- TASK DESCRIPTION: Gather from the material every line that contains the string "Fraser".

Dataset items
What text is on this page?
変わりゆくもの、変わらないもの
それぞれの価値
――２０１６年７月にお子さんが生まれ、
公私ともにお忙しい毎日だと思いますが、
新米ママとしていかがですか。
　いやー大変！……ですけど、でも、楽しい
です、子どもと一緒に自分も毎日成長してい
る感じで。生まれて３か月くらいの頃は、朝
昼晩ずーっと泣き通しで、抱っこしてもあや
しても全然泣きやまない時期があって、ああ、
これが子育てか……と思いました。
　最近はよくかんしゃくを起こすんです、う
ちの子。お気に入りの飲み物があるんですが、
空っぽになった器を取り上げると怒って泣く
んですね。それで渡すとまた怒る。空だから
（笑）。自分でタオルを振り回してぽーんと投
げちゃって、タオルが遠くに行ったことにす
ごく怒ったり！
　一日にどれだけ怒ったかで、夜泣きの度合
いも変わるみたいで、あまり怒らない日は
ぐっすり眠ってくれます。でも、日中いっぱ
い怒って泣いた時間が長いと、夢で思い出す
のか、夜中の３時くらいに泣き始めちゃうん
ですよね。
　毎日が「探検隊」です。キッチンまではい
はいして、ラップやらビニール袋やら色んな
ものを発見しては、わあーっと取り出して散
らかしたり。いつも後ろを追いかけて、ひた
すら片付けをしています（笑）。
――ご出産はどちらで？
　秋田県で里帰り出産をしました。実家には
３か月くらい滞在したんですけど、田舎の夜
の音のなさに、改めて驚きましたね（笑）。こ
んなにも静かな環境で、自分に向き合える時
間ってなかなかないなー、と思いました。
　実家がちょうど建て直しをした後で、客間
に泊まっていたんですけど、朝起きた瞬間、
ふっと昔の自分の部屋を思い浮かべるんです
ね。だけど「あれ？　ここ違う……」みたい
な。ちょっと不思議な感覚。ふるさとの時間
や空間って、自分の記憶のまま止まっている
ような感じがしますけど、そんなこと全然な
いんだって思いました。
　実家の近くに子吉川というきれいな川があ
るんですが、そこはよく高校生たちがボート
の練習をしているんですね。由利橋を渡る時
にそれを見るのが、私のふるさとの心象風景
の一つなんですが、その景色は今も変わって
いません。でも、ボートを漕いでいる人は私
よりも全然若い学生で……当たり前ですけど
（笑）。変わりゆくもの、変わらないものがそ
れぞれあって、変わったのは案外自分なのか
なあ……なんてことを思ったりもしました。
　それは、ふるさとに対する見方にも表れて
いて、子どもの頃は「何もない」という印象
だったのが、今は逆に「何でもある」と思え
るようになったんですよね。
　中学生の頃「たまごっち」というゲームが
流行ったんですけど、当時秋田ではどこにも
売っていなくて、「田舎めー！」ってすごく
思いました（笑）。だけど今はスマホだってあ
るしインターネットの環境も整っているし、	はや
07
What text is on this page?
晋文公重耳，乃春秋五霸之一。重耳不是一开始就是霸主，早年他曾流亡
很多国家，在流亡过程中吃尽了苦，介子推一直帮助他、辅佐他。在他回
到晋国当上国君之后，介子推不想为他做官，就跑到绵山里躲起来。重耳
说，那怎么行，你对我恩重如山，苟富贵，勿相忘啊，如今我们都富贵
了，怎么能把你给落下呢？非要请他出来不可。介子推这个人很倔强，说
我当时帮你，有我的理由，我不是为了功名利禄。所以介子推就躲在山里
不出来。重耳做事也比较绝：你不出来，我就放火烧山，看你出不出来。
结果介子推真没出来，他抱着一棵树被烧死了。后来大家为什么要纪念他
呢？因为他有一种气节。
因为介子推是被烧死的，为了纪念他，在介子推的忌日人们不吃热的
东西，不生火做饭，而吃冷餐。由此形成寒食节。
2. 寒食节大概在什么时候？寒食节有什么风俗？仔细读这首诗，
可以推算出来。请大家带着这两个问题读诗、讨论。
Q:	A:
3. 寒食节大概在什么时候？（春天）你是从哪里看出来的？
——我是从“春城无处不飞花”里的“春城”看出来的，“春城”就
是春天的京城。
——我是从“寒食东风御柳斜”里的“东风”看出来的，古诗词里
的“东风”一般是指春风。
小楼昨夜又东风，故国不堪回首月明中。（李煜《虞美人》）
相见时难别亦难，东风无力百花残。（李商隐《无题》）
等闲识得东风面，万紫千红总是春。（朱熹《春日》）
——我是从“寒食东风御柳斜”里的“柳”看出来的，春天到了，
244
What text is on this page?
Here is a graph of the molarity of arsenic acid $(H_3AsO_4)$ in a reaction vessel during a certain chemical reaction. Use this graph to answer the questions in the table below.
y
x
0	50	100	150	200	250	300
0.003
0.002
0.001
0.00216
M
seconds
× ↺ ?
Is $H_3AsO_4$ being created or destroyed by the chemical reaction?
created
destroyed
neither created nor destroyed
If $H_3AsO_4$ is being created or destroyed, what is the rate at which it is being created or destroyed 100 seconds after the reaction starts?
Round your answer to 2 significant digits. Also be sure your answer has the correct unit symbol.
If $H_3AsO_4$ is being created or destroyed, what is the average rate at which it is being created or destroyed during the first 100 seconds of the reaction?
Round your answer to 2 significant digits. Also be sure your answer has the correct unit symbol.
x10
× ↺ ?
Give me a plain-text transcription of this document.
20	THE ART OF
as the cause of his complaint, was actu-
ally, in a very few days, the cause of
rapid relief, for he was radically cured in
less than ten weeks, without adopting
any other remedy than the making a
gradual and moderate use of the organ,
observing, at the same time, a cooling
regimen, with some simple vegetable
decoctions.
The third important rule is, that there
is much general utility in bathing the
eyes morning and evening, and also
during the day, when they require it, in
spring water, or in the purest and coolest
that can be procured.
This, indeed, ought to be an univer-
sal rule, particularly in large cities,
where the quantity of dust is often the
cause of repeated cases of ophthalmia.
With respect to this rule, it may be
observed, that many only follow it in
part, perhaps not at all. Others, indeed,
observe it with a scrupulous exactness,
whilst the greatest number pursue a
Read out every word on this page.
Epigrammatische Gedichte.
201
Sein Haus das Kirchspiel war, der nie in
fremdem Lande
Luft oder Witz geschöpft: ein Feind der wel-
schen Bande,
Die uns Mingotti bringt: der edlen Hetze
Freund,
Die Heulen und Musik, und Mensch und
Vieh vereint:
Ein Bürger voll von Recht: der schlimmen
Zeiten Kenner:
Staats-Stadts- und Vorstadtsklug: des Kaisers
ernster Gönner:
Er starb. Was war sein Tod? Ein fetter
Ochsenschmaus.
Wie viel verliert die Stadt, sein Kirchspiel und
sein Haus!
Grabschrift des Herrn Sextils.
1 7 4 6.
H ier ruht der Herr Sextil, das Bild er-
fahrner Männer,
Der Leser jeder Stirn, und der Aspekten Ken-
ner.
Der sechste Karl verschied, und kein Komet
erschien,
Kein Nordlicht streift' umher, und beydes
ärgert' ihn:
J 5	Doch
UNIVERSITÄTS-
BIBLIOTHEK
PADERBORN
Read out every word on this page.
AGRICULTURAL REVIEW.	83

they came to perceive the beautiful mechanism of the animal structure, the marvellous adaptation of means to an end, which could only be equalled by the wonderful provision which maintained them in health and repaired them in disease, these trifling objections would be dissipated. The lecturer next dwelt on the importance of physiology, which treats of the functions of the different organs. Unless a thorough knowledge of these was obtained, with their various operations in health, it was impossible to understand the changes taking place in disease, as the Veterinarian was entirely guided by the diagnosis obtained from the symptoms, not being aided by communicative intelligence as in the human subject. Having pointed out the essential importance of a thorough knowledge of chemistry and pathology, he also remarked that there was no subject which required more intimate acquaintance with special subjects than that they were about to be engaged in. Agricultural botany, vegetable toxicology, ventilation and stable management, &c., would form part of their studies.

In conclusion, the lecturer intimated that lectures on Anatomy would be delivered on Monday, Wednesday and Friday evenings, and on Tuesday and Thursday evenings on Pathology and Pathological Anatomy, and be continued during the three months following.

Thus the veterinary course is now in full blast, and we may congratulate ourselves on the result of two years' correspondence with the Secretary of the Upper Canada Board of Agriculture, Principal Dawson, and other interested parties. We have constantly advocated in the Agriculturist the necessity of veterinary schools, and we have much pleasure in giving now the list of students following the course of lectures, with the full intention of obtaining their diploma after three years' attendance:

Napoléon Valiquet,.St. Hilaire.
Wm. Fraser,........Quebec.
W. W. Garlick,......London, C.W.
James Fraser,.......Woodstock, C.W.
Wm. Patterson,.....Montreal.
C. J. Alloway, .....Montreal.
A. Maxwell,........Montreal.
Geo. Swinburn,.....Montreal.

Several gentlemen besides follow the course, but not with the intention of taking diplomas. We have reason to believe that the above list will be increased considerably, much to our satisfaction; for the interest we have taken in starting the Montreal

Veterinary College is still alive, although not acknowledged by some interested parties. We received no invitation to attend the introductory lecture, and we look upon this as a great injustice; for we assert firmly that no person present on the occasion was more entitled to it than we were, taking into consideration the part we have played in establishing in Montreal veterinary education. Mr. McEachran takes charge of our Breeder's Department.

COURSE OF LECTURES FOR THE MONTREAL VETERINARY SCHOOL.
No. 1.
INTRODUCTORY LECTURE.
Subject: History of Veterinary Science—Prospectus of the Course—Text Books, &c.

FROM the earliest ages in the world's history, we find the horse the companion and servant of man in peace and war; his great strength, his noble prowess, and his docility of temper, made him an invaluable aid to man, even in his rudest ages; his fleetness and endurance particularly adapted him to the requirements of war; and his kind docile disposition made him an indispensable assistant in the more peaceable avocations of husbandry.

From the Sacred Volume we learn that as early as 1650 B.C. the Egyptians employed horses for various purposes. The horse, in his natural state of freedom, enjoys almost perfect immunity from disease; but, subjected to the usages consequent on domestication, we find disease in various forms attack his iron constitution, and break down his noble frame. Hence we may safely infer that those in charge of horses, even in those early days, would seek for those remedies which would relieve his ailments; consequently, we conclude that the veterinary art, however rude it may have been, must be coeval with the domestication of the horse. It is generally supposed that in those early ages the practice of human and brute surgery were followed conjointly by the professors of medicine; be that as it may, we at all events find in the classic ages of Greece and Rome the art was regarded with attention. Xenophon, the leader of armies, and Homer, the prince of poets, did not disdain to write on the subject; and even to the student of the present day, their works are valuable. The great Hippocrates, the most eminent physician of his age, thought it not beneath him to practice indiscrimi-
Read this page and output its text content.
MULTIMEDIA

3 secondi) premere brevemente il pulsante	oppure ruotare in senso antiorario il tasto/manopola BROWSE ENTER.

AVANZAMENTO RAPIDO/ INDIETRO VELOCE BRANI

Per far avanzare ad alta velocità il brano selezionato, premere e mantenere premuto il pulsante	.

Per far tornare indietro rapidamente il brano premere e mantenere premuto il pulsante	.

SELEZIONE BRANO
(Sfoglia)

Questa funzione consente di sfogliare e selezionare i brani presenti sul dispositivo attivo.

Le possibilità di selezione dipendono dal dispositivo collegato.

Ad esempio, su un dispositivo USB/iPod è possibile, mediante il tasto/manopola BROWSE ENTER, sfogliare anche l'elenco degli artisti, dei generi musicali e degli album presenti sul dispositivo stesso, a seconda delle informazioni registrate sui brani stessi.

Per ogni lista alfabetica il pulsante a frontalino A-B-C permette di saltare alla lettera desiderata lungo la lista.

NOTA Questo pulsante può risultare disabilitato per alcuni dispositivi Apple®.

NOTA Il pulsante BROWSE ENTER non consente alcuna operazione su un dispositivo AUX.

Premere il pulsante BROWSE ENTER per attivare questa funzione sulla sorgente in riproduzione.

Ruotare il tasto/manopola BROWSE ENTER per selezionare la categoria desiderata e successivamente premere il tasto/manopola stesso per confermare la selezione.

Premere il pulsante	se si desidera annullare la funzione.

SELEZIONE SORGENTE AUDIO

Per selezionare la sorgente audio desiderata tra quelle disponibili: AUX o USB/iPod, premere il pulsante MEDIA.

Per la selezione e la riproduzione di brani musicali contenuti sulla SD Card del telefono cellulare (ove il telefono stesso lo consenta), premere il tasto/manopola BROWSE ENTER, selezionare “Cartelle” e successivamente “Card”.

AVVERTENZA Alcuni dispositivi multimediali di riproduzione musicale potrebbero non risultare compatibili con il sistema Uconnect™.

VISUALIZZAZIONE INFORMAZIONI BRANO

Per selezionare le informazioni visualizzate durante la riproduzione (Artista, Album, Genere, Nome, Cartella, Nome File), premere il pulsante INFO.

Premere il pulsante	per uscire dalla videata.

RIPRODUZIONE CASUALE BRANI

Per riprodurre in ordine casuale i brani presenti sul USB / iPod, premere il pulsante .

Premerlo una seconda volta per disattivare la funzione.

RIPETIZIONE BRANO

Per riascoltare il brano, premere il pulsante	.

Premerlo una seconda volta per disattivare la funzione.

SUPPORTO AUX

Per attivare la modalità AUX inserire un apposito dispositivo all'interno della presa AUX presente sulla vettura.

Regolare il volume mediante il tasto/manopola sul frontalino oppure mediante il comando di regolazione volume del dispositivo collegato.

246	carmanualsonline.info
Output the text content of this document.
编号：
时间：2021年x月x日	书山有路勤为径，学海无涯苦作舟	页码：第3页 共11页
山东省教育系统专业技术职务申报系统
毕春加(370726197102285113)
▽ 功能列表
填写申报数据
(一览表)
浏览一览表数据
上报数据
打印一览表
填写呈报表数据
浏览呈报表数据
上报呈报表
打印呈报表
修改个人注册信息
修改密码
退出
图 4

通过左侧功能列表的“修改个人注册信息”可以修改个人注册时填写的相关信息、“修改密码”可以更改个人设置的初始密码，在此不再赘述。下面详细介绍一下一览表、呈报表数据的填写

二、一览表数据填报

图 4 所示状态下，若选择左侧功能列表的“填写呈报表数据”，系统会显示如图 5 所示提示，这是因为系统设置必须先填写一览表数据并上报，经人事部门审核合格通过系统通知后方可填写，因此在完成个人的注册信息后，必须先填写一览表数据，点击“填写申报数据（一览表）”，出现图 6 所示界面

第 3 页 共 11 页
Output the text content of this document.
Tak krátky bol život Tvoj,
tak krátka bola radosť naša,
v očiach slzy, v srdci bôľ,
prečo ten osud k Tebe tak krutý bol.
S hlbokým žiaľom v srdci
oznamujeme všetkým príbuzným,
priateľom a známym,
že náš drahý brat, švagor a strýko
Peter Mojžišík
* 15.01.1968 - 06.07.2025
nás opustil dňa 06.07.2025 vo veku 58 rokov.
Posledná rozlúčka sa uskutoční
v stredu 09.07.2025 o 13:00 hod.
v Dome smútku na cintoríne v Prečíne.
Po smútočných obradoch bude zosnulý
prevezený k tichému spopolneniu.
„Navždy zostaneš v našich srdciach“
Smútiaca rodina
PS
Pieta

- EXERCISE ANSWER:
Wm. Fraser,........Quebec.
James Fraser,.......Woodstock, C.W.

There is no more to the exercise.